_Material shown_
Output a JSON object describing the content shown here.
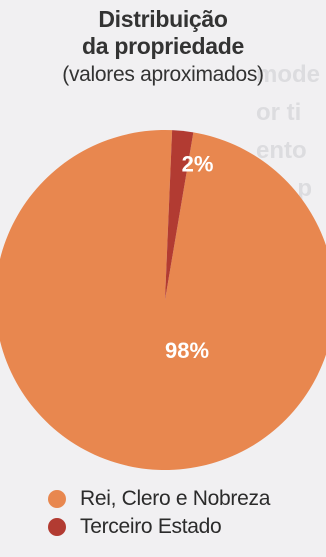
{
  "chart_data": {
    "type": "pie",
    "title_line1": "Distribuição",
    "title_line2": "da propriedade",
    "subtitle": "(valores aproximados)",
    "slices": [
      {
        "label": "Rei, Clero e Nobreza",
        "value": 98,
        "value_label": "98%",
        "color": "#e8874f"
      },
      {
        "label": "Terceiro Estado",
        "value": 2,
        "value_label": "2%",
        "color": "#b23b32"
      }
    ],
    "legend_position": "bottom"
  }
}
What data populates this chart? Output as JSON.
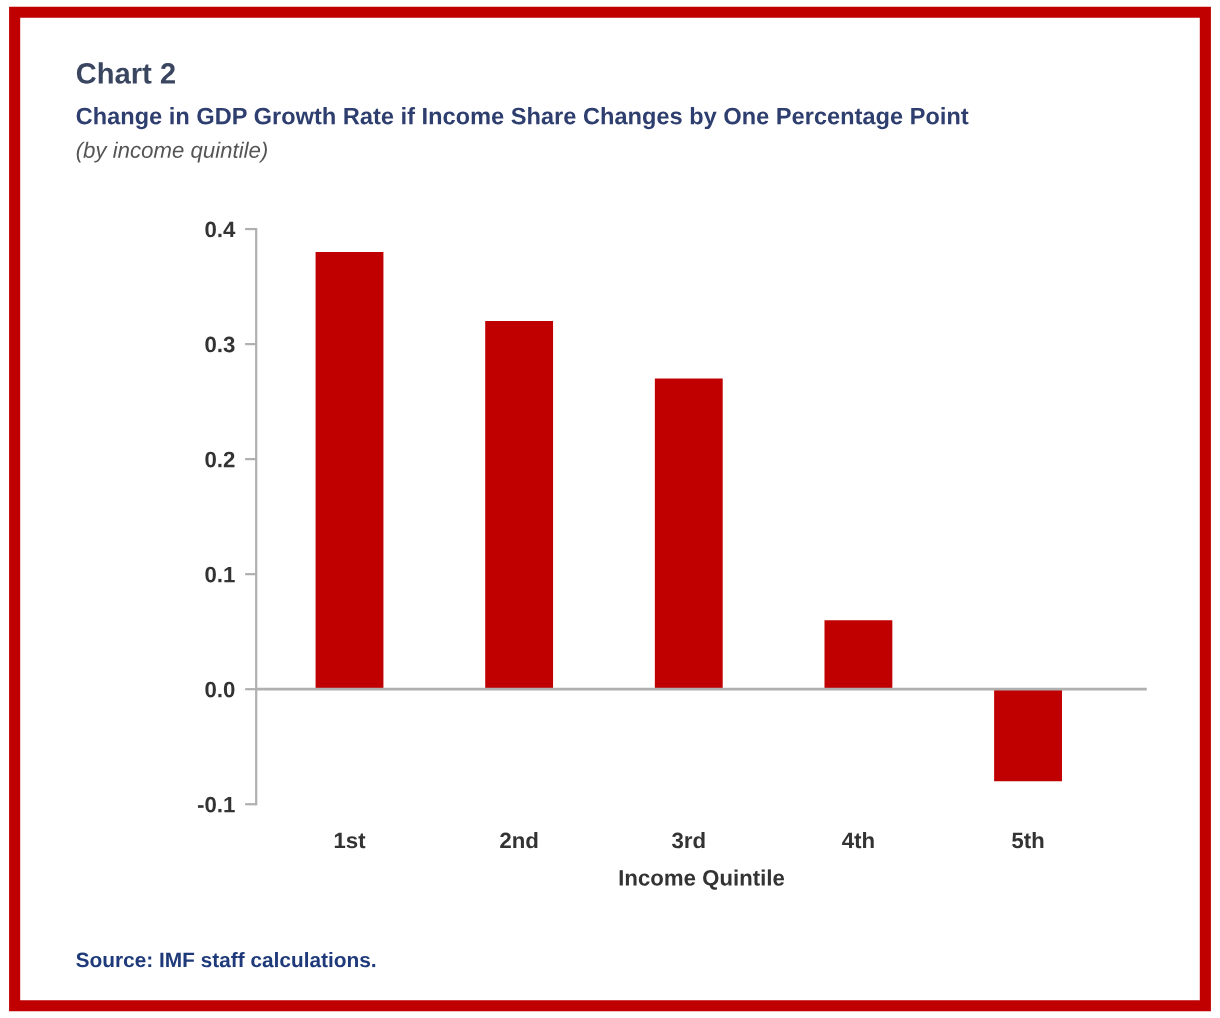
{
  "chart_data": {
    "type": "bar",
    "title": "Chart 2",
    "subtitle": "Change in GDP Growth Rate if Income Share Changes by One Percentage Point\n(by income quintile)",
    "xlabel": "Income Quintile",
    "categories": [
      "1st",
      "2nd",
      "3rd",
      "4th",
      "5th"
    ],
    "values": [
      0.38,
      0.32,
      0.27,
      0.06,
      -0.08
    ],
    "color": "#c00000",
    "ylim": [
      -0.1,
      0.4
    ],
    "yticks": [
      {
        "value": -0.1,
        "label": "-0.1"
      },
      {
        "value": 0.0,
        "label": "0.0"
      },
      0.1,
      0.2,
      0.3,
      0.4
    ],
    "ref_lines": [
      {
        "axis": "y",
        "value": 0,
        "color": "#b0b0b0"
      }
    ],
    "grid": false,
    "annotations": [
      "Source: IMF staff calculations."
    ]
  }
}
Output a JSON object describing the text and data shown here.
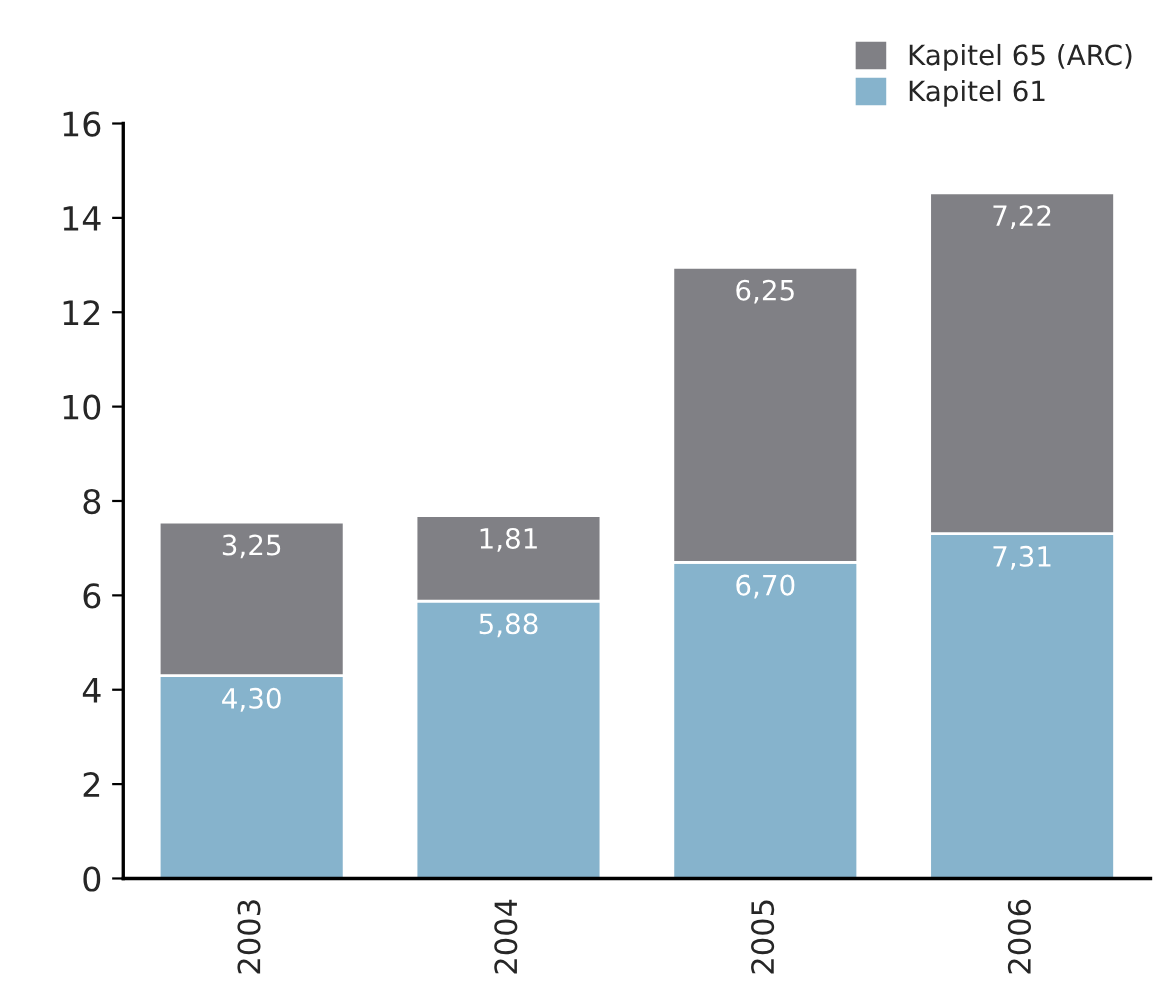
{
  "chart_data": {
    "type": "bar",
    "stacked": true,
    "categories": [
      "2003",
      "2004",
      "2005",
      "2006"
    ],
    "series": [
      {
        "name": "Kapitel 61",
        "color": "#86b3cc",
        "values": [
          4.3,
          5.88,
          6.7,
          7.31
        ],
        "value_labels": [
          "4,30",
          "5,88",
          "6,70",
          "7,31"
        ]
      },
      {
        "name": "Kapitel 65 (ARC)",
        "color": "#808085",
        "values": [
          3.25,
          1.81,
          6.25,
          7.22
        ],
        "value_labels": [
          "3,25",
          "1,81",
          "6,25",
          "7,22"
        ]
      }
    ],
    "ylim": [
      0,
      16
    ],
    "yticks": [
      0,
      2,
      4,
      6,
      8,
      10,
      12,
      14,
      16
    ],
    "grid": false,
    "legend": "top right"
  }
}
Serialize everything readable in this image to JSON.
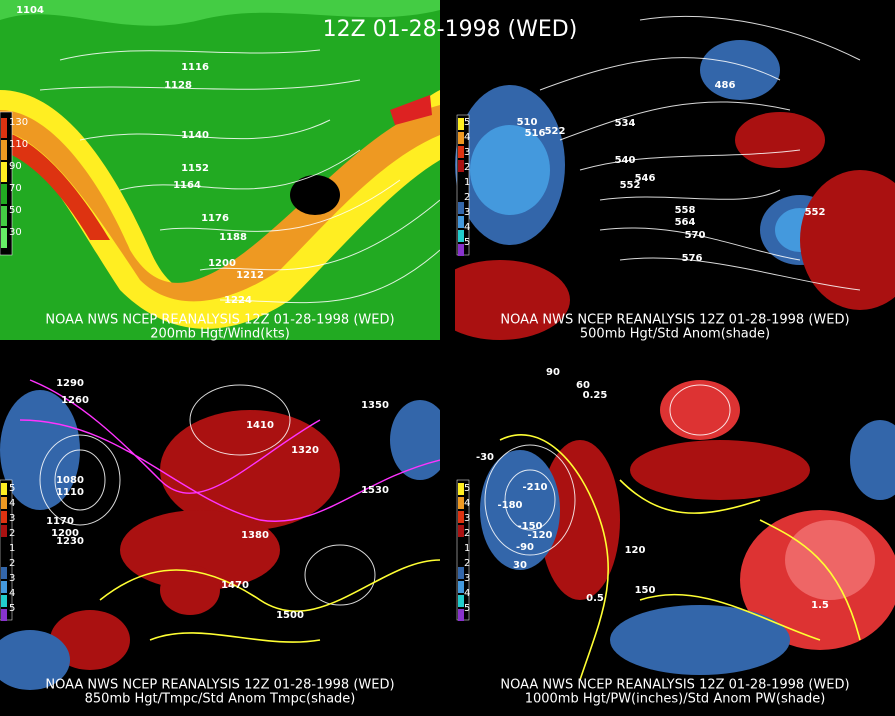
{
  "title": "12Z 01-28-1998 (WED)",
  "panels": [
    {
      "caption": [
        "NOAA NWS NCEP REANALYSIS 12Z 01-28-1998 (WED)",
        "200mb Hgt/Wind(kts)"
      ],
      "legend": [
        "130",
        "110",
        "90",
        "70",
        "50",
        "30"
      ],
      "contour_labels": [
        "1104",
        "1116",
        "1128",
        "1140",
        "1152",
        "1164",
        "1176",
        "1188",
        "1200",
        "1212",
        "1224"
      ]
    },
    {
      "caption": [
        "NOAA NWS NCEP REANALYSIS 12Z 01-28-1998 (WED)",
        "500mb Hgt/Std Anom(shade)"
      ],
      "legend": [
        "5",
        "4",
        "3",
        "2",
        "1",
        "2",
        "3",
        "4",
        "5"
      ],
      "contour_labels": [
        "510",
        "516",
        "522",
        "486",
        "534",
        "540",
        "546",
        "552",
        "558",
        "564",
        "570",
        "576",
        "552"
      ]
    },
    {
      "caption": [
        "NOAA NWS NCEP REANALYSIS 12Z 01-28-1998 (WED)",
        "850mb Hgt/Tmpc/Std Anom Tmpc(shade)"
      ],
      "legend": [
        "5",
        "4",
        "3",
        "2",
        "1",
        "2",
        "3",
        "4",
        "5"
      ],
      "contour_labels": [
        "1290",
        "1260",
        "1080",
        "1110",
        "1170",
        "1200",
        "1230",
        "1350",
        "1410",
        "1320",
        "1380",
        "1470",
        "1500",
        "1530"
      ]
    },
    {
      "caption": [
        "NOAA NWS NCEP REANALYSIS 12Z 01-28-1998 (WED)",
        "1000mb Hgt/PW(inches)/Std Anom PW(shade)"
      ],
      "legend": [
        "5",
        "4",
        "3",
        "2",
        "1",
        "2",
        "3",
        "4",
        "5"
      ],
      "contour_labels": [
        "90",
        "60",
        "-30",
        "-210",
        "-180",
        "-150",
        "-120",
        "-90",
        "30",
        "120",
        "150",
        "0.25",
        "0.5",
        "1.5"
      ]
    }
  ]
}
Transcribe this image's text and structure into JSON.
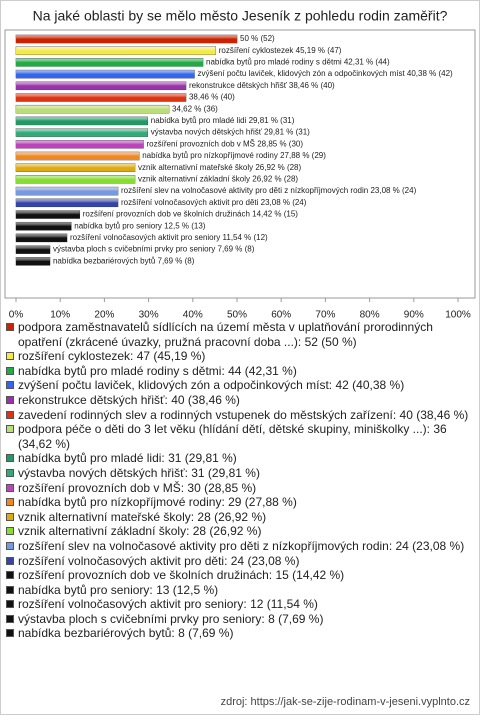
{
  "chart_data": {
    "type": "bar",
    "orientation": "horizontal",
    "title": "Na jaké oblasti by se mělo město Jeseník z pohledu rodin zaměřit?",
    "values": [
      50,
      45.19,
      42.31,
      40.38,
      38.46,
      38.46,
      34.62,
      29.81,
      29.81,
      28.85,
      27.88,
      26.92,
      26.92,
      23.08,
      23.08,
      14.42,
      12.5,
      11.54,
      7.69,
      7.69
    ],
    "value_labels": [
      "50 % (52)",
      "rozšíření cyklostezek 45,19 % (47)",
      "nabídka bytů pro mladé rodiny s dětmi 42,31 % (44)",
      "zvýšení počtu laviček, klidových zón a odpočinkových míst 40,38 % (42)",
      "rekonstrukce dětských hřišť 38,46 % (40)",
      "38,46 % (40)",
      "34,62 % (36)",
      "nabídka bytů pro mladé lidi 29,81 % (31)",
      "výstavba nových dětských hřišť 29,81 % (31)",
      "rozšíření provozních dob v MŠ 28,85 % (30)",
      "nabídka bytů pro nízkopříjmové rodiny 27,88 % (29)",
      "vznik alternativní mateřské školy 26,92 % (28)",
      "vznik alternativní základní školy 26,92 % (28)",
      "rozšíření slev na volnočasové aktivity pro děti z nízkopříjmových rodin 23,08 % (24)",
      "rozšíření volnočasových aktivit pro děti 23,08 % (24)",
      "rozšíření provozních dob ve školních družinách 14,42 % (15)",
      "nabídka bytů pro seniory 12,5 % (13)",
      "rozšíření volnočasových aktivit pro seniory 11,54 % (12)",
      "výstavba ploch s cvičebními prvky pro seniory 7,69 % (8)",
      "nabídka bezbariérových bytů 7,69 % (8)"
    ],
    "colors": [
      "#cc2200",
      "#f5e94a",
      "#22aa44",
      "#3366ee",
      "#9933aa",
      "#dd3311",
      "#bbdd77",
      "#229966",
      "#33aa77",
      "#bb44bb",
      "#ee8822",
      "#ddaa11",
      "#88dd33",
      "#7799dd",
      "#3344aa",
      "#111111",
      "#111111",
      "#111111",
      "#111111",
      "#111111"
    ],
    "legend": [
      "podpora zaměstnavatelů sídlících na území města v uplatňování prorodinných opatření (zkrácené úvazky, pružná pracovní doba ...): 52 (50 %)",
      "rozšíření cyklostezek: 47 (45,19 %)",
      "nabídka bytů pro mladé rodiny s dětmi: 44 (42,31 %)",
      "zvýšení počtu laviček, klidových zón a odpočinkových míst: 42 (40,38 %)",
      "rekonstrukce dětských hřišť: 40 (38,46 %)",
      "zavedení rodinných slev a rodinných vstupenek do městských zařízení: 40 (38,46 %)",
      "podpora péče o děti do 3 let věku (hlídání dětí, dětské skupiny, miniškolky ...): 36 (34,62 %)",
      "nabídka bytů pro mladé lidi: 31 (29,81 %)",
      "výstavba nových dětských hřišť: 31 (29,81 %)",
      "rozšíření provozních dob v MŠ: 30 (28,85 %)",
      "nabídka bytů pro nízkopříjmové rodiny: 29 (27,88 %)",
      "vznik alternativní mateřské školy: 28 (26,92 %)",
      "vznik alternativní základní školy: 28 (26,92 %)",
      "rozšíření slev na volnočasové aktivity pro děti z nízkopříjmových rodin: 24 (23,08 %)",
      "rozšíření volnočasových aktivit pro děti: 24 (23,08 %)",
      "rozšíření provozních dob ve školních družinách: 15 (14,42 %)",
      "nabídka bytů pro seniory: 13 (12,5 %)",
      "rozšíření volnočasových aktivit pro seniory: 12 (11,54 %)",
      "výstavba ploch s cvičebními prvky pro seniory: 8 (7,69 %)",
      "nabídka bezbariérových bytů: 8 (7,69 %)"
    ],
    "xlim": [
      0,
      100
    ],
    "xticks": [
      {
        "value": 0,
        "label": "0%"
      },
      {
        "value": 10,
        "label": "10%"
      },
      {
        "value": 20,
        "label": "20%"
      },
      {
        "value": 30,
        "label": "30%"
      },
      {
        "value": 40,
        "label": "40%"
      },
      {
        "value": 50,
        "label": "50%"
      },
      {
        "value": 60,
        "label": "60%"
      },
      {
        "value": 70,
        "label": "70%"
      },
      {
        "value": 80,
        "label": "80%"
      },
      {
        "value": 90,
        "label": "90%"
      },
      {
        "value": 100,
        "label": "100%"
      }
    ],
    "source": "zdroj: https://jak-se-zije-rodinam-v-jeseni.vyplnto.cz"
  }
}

_Given task_
Provide only the number of lines in the entries that hold the word "bezbariérových".

_Solution below_
2